» **Exercise tasks**
[a] Answer these questions from the passage on telic egalitarianism. Give each answer on its own line, marked the same way as its question.
(i) What does the leveling down objection conclude about telic egalitarianism?
(ii) Under conditional egalitarianism, when is equality valuable for its own sake?
(iii) Which work is cited for the charge that the condition is arbitrary and ad hoc?
[b] Reproduce the passage on telic egalitarianism verbatim, from "In criticizing telic" up to and including "egalitarianism is absurd.".

» **Passage to read**
....................

In criticizing telic egalitarianism by far the most ubiquitous objection has been the leveling down objection (Parfit, 2000). Imagine that the welfare of a better-off person is lowered to the level of a worse-off person without thereby benefiting any of them. According to the objection, telic egalitarianism must claim that this leveling down is better at least in one respect because it reduces inequality. However, the objection continues, the leveled down outcome is better in no respect. Thus, the objection concludes, telic egalitarianism is absurd.
Many take the leveling down objection as devastating for telic egalitarianism. But by now several attempts have been made to meet it. We will refer to three responses. The first one meets the leveling down objection by imposing a condition on the instances where equality is valuable. On this response, known as conditional egalitarianism, equality is valuable for its own sake only when it benefits at least one person (Mason, 2001). According to this response, although equality is valuable for its own sake, that value is conditional upon the equal distribution benefitting some person. This simple response enables telic egalitarianism to avoid the leveling down objection because according to it, equality is not seen as valuable for its own sake in the cases of leveling down. However, it may be seen as arbitrary and ad hoc to impose such a condition on the value of equality just for the sake of avoiding the leveling down objection (Holtug, 2010, pp. 193–198).

....................

» **Dataset records**
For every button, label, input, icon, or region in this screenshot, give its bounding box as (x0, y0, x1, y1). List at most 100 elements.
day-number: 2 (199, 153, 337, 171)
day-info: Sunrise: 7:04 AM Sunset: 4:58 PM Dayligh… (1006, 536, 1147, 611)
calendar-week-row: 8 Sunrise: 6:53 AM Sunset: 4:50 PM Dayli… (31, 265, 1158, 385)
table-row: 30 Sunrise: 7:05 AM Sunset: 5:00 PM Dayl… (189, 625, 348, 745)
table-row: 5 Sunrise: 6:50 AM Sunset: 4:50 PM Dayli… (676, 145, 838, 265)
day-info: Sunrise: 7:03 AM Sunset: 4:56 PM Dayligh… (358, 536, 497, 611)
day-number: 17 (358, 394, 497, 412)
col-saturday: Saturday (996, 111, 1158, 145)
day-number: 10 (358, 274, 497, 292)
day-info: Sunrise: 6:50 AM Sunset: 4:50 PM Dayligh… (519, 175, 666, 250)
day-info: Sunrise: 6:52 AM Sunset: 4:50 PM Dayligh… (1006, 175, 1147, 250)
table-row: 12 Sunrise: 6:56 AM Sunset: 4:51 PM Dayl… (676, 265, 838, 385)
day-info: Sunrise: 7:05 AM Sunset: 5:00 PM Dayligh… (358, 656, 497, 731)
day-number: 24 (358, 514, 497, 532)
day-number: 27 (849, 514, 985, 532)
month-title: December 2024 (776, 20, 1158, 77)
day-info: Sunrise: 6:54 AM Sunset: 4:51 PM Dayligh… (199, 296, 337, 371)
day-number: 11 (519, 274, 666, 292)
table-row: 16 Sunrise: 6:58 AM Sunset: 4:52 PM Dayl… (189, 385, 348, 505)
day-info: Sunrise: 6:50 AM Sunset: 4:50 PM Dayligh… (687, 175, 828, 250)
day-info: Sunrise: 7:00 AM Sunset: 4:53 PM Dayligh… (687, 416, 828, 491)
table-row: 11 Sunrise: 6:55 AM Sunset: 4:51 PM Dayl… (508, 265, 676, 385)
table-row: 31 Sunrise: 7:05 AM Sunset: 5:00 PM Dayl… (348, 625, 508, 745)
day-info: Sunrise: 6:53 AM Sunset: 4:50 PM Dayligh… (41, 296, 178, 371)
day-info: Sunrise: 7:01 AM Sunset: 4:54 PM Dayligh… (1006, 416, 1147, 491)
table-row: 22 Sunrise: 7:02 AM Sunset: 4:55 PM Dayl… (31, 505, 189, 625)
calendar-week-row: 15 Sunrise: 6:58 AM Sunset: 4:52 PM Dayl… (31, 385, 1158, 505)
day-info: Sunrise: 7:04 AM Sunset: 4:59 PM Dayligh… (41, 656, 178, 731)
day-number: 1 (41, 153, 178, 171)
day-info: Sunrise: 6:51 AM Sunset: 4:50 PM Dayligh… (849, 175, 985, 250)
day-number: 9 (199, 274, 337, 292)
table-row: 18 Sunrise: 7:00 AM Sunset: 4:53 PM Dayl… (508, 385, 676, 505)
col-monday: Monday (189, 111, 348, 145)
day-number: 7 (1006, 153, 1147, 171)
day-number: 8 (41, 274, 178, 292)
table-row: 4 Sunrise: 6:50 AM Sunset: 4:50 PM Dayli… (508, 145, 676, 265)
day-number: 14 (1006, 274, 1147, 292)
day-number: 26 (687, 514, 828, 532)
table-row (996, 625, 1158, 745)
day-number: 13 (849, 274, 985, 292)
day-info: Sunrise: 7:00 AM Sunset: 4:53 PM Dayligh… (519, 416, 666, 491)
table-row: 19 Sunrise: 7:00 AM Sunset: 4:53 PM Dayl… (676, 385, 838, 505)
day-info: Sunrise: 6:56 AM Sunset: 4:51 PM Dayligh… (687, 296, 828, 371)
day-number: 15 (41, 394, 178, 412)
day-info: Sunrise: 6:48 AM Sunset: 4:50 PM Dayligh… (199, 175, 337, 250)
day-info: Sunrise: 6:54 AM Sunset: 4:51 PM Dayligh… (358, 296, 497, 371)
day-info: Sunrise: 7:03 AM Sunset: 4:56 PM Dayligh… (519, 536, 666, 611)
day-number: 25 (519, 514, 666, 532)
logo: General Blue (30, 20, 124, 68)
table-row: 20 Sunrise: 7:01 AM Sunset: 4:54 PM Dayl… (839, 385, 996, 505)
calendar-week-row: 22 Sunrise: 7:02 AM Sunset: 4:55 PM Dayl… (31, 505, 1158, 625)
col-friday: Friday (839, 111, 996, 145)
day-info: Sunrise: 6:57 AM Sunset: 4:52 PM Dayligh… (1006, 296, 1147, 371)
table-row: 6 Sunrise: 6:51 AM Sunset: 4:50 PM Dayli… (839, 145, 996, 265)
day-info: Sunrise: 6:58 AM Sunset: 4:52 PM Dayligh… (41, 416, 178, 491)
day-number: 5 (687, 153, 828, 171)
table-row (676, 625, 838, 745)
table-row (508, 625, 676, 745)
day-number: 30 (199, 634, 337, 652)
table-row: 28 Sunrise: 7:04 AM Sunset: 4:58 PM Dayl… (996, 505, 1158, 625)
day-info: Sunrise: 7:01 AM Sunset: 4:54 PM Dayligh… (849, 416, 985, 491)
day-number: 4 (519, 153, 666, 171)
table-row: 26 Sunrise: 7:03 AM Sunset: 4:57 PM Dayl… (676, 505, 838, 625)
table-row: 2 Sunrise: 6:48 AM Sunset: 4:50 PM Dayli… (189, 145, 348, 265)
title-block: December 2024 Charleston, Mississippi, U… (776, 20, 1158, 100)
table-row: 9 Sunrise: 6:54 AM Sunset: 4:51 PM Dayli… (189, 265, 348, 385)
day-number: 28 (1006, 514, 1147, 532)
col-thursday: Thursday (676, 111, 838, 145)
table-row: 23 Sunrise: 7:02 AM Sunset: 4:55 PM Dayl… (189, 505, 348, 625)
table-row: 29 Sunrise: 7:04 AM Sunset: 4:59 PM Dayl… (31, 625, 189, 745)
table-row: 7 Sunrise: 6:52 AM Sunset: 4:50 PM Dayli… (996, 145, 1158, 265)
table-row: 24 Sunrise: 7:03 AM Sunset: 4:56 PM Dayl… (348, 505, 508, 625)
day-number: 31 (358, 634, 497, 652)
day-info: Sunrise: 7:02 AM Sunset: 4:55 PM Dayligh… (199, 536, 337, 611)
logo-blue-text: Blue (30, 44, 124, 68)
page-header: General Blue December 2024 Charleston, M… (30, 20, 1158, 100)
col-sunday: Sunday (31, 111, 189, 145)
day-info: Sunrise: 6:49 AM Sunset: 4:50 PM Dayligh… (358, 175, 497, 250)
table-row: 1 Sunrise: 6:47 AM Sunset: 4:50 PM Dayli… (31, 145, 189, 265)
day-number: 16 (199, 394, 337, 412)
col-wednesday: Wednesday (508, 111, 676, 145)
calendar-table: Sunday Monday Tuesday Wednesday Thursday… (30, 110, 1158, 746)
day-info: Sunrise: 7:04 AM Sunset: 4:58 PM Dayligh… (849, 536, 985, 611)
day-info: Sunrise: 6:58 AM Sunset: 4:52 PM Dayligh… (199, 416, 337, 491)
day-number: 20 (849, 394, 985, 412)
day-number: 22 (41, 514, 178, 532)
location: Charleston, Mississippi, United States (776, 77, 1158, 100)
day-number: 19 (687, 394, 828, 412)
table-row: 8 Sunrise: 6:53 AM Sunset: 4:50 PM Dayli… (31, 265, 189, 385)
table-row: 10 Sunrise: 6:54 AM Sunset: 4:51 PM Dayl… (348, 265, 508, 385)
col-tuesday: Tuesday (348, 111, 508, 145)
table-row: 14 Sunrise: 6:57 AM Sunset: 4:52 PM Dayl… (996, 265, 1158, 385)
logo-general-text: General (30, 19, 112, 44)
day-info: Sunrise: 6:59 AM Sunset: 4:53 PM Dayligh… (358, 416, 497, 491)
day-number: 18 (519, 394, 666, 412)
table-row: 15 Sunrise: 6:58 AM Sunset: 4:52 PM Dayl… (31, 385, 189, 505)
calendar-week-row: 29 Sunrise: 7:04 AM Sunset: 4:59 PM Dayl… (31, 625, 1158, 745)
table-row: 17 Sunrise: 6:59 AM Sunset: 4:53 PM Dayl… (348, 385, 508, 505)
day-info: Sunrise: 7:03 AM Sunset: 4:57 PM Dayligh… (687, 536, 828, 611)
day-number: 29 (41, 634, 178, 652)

....................

» **Answers**
[a]
(i) It concludes that telic egalitarianism is absurd.
(ii) Only when it benefits at least one person.
(iii) Holtug, 2010, pp. 193–198.

[b]
In criticizing telic egalitarianism by far the most ubiquitous objection has been the leveling down objection (Parfit, 2000). Imagine that the welfare of a better-off person is lowered to the level of a worse-off person without thereby benefiting any of them. According to the objection, telic egalitarianism must claim that this leveling down is better at least in one respect because it reduces inequality. However, the objection continues, the leveled down outcome is better in no respect. Thus, the objection concludes, telic egalitarianism is absurd.